**Work to complete**
Some lines in the records below may hold the word "insurance"; give the number of those lines and nothing else.

>> START Data to process

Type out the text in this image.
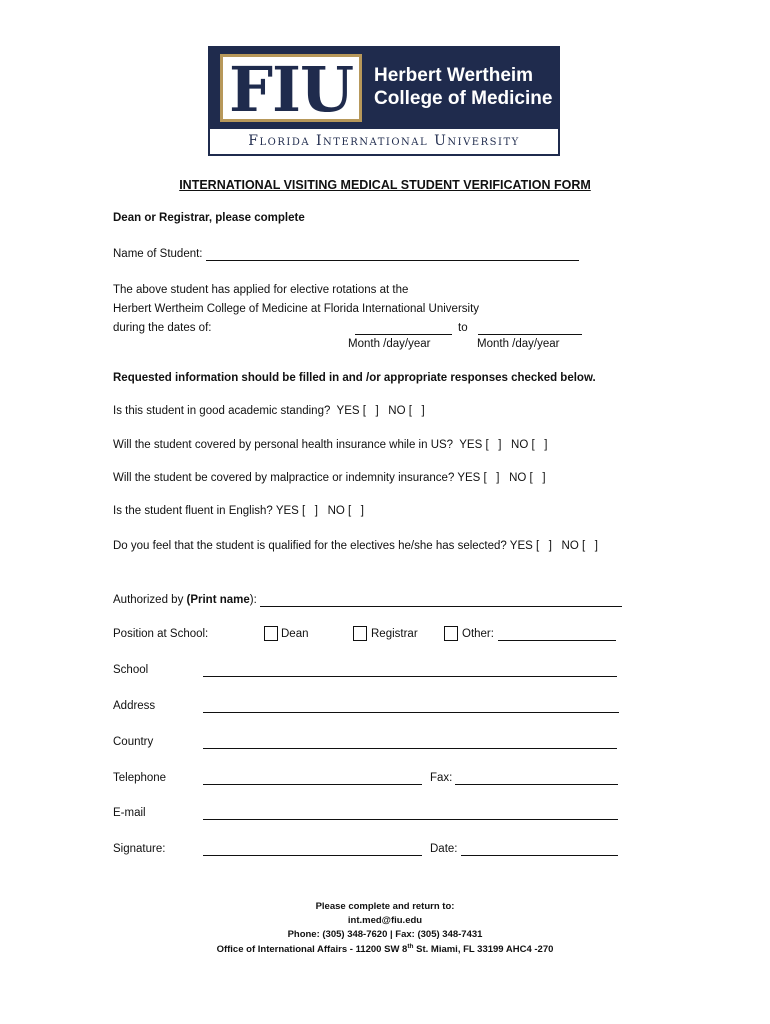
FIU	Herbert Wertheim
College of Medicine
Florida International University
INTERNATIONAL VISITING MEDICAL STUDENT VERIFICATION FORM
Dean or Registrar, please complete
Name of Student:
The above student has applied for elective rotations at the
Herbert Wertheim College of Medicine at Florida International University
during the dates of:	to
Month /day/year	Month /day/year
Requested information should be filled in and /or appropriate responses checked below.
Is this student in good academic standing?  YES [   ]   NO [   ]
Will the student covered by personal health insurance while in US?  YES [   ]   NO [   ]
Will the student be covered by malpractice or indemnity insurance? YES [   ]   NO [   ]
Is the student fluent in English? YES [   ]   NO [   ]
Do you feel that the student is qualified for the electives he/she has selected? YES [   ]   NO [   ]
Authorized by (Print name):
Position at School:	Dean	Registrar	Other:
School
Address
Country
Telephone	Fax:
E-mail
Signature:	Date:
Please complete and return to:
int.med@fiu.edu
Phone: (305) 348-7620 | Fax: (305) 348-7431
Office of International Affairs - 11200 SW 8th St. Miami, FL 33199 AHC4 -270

>> END Data to process
>> START Data to process

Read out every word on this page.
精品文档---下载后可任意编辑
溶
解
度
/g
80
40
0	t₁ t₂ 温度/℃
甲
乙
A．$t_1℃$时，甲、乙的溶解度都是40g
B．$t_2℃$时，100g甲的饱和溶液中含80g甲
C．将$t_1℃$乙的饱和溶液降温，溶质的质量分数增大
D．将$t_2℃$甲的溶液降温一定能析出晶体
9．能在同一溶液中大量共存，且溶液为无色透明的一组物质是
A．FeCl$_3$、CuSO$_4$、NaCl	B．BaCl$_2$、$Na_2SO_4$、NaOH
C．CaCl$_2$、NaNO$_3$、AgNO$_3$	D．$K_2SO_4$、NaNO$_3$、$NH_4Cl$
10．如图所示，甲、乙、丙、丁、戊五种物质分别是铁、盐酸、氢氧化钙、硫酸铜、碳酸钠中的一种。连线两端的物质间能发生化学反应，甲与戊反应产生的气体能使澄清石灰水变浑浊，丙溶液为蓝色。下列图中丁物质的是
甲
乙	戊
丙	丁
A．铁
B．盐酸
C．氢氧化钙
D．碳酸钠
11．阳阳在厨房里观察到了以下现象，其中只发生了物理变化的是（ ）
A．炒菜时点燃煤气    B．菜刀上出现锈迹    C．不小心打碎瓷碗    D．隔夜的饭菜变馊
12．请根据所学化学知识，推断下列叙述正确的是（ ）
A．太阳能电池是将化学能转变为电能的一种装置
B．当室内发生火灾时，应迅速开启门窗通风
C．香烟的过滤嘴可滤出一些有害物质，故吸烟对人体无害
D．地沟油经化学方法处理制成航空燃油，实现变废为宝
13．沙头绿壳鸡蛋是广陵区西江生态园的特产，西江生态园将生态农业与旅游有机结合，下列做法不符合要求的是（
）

>> END Data to process
>> START Data to process

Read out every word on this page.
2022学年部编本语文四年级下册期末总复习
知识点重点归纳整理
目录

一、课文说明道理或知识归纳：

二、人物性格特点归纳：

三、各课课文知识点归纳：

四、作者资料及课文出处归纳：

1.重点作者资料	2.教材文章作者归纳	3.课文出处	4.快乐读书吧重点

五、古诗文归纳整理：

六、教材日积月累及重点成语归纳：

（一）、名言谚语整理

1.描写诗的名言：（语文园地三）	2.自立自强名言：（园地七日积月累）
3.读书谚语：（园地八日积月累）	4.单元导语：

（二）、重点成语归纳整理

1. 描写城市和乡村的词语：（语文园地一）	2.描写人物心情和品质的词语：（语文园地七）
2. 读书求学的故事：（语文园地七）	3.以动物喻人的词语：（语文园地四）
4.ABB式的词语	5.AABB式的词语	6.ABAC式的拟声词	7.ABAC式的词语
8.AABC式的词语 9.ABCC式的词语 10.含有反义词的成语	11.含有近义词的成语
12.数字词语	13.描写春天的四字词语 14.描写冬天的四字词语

>> END Data to process

**Expected output**
2